Objective
Below are some records. Copy every line in them that holds "出口金额".

Record excerpts
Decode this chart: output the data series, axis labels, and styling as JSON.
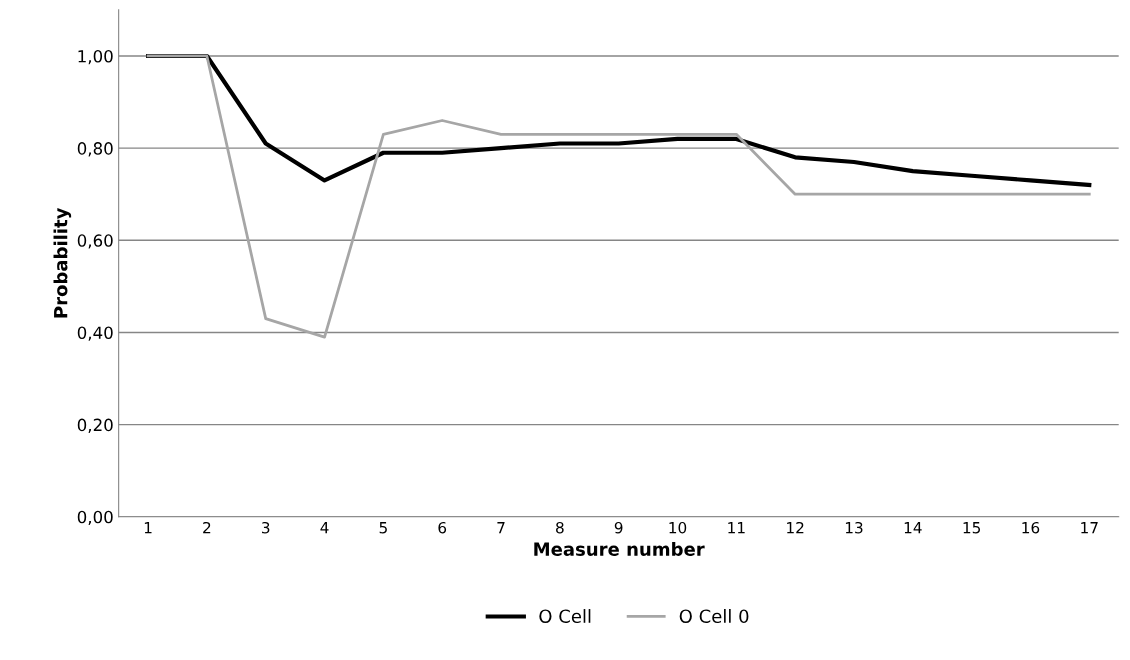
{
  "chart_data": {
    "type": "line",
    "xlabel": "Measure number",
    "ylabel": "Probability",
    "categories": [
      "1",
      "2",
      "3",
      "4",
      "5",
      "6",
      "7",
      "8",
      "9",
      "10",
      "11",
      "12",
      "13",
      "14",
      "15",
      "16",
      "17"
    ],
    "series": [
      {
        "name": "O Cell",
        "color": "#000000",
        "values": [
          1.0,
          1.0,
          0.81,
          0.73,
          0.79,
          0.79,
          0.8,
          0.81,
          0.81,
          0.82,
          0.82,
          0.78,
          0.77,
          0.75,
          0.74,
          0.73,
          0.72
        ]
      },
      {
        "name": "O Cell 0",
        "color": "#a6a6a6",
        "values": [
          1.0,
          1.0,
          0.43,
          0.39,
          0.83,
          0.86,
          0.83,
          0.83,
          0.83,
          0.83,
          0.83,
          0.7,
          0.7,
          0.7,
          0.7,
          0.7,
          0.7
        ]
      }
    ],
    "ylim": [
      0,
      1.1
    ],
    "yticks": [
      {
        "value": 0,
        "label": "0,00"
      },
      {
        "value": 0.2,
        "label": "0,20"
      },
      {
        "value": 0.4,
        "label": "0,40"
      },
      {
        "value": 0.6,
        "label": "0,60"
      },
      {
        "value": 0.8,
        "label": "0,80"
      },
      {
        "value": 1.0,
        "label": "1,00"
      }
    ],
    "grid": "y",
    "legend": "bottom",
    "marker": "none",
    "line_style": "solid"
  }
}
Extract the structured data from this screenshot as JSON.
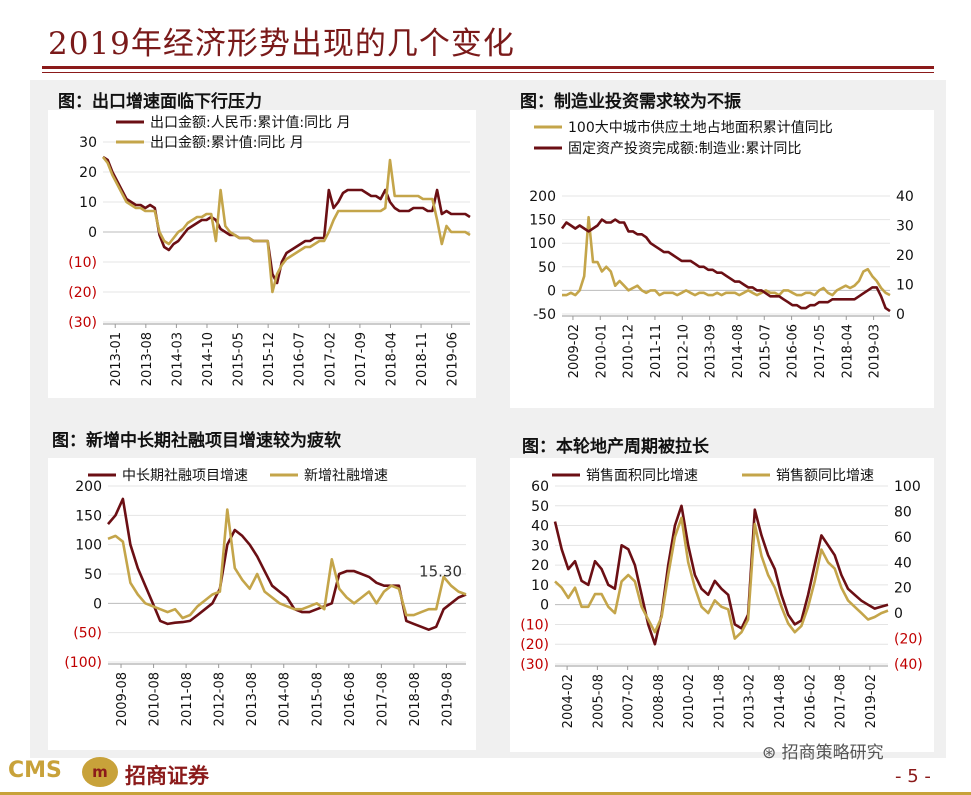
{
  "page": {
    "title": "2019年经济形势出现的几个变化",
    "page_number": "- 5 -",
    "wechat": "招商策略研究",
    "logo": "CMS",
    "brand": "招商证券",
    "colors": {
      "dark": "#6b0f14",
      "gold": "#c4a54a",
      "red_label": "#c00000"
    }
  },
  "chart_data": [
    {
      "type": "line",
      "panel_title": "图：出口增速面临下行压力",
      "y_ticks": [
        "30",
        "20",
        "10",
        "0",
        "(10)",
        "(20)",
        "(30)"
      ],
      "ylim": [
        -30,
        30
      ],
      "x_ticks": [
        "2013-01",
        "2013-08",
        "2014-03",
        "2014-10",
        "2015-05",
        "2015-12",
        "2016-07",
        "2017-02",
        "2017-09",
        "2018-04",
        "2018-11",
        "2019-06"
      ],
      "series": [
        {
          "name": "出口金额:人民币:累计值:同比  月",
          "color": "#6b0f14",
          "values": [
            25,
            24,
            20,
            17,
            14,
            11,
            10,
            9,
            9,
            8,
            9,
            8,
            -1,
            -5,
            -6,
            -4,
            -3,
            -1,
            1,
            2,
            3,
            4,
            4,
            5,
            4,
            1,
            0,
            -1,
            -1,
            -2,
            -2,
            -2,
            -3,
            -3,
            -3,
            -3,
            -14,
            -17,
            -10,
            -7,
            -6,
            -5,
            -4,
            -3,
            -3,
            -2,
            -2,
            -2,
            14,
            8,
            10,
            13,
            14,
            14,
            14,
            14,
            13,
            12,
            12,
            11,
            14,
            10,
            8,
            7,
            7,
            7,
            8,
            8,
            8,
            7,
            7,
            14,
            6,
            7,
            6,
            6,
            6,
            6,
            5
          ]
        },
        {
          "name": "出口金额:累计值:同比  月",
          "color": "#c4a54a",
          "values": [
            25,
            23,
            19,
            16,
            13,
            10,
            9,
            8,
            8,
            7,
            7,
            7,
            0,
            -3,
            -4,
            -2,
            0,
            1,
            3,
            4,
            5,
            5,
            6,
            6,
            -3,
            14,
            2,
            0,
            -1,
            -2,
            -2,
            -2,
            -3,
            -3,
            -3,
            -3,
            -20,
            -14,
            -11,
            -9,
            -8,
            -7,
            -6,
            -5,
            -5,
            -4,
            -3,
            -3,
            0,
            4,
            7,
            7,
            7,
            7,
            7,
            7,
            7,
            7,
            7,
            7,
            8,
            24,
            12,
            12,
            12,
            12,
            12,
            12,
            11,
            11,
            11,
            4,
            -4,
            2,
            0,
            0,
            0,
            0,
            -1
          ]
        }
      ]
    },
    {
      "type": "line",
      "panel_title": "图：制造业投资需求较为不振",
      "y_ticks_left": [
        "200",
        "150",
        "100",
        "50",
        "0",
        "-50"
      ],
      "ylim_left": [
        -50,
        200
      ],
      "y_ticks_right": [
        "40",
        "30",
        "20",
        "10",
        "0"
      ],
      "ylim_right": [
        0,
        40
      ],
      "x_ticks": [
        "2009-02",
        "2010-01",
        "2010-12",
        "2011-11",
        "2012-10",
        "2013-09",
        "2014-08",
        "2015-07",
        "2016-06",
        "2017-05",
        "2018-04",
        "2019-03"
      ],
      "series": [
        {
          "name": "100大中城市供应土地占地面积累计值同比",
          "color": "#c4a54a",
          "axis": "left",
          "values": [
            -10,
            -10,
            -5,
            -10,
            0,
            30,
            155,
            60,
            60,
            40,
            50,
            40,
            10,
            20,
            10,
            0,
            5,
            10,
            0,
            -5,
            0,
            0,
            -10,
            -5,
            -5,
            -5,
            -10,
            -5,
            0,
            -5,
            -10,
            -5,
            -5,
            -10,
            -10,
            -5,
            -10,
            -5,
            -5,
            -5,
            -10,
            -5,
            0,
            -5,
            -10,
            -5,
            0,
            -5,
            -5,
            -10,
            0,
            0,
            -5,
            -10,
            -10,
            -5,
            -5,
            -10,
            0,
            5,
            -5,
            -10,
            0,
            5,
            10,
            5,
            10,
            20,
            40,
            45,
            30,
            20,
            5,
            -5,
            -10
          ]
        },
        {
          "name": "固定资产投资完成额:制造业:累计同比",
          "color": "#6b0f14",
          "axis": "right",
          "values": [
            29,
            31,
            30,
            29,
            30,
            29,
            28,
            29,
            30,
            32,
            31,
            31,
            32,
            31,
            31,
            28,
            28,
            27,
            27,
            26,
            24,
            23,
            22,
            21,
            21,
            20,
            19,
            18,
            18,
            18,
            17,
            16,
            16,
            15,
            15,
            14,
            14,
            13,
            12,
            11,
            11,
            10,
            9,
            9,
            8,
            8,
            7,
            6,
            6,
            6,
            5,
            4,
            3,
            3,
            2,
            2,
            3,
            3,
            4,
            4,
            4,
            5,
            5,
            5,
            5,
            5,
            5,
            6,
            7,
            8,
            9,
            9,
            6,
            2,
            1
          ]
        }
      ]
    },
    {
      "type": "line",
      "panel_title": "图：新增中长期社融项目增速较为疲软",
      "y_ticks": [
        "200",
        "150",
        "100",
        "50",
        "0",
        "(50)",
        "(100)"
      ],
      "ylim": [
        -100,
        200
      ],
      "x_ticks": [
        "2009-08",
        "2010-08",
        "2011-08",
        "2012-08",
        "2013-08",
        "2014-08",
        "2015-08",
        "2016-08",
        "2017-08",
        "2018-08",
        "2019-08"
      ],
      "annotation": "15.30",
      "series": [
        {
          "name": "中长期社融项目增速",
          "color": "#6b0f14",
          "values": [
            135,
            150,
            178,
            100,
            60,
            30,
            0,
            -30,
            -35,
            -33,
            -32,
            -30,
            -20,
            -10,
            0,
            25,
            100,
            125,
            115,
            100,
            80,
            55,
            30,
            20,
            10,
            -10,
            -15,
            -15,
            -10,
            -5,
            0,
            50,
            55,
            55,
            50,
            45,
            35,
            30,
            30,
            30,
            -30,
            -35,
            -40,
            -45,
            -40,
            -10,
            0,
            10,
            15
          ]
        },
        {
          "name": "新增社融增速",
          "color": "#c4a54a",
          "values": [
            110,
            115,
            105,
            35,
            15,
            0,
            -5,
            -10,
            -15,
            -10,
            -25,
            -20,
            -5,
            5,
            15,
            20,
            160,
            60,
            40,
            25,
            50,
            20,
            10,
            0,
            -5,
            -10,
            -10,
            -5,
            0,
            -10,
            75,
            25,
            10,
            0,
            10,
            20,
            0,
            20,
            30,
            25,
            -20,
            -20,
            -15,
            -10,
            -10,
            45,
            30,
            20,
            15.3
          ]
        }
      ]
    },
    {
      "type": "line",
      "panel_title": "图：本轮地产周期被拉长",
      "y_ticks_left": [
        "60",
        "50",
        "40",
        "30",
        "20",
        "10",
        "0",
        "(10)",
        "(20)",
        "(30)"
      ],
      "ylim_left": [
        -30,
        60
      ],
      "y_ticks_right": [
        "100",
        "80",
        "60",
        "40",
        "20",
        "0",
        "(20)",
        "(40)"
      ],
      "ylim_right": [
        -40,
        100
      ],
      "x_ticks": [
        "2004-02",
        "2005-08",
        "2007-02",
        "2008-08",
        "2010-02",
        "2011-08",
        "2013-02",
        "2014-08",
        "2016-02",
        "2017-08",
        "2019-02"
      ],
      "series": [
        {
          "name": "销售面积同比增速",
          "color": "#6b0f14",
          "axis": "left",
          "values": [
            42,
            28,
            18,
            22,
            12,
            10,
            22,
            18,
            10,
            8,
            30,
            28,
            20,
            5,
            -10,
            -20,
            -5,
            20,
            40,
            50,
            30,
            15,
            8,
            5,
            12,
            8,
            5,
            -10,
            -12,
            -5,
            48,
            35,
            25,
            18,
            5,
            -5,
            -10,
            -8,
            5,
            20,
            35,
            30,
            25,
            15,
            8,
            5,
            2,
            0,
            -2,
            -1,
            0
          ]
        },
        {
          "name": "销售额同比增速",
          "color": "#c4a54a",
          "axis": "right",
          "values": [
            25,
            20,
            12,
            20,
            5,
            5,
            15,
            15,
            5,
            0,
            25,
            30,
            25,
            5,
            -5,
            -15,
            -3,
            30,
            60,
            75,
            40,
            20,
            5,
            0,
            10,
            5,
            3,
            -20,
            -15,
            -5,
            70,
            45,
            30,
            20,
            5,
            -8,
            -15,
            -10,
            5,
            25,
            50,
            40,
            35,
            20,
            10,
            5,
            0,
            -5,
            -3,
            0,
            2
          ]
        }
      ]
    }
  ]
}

Expected answer
          "name": "出口金额:人民币:累计值:同比  月",
          "name": "出口金额:累计值:同比  月",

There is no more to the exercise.